■ Task description ■
Transcribe the records below exactly.

■ Data for processing ■

- - - - - - -

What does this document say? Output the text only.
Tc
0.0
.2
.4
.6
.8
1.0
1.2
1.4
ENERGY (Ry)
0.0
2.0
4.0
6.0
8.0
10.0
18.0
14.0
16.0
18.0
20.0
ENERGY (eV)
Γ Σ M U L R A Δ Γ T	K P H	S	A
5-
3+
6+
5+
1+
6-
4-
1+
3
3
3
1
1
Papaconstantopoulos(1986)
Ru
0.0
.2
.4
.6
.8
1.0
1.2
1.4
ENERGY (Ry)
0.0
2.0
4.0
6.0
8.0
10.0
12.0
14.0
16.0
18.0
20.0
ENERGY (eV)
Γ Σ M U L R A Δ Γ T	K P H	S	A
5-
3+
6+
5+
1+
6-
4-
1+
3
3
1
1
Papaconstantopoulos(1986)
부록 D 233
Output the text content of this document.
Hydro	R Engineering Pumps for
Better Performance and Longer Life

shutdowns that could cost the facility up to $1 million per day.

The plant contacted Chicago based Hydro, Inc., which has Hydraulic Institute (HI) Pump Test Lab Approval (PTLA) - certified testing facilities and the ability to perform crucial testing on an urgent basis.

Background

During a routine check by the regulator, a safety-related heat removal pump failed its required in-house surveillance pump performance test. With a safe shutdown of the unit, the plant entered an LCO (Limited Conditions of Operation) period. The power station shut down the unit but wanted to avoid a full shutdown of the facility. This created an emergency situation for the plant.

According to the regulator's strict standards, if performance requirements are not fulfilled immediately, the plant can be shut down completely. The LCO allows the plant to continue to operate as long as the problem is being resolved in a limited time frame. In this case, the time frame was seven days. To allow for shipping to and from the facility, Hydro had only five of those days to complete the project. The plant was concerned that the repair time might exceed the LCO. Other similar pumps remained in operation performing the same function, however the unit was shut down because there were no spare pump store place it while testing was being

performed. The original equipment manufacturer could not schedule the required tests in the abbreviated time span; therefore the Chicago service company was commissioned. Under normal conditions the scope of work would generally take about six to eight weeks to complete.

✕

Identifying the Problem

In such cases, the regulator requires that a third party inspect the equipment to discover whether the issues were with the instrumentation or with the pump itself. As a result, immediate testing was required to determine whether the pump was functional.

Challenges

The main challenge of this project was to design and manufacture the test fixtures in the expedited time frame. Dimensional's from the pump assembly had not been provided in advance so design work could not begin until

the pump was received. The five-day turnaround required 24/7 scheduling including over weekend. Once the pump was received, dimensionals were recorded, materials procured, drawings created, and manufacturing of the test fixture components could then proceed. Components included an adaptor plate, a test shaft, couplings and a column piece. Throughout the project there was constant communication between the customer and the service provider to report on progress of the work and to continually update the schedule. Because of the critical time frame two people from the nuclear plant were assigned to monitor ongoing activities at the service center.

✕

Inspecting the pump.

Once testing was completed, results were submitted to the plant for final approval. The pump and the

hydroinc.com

- - - - - - -

■ Finished task ■
What does this document say? Output the text only.
Tc
0.0
.2
.4
.6
.8
1.0
1.2
1.4
ENERGY (Ry)
0.0
2.0
4.0
6.0
8.0
10.0
18.0
14.0
16.0
18.0
20.0
ENERGY (eV)
Γ Σ M U L R A Δ Γ T	K P H	S	A
5-
3+
6+
5+
1+
6-
4-
1+
3
3
3
1
1
Papaconstantopoulos(1986)
Ru
0.0
.2
.4
.6
.8
1.0
1.2
1.4
ENERGY (Ry)
0.0
2.0
4.0
6.0
8.0
10.0
12.0
14.0
16.0
18.0
20.0
ENERGY (eV)
Γ Σ M U L R A Δ Γ T	K P H	S	A
5-
3+
6+
5+
1+
6-
4-
1+
3
3
1
1
Papaconstantopoulos(1986)
부록 D 233
Output the text content of this document.
Hydro	R Engineering Pumps for
Better Performance and Longer Life

shutdowns that could cost the facility up to $1 million per day.

The plant contacted Chicago based Hydro, Inc., which has Hydraulic Institute (HI) Pump Test Lab Approval (PTLA) - certified testing facilities and the ability to perform crucial testing on an urgent basis.

Background

During a routine check by the regulator, a safety-related heat removal pump failed its required in-house surveillance pump performance test. With a safe shutdown of the unit, the plant entered an LCO (Limited Conditions of Operation) period. The power station shut down the unit but wanted to avoid a full shutdown of the facility. This created an emergency situation for the plant.

According to the regulator's strict standards, if performance requirements are not fulfilled immediately, the plant can be shut down completely. The LCO allows the plant to continue to operate as long as the problem is being resolved in a limited time frame. In this case, the time frame was seven days. To allow for shipping to and from the facility, Hydro had only five of those days to complete the project. The plant was concerned that the repair time might exceed the LCO. Other similar pumps remained in operation performing the same function, however the unit was shut down because there were no spare pump store place it while testing was being

performed. The original equipment manufacturer could not schedule the required tests in the abbreviated time span; therefore the Chicago service company was commissioned. Under normal conditions the scope of work would generally take about six to eight weeks to complete.

✕

Identifying the Problem

In such cases, the regulator requires that a third party inspect the equipment to discover whether the issues were with the instrumentation or with the pump itself. As a result, immediate testing was required to determine whether the pump was functional.

Challenges

The main challenge of this project was to design and manufacture the test fixtures in the expedited time frame. Dimensional's from the pump assembly had not been provided in advance so design work could not begin until

the pump was received. The five-day turnaround required 24/7 scheduling including over weekend. Once the pump was received, dimensionals were recorded, materials procured, drawings created, and manufacturing of the test fixture components could then proceed. Components included an adaptor plate, a test shaft, couplings and a column piece. Throughout the project there was constant communication between the customer and the service provider to report on progress of the work and to continually update the schedule. Because of the critical time frame two people from the nuclear plant were assigned to monitor ongoing activities at the service center.

✕

Inspecting the pump.

Once testing was completed, results were submitted to the plant for final approval. The pump and the

hydroinc.com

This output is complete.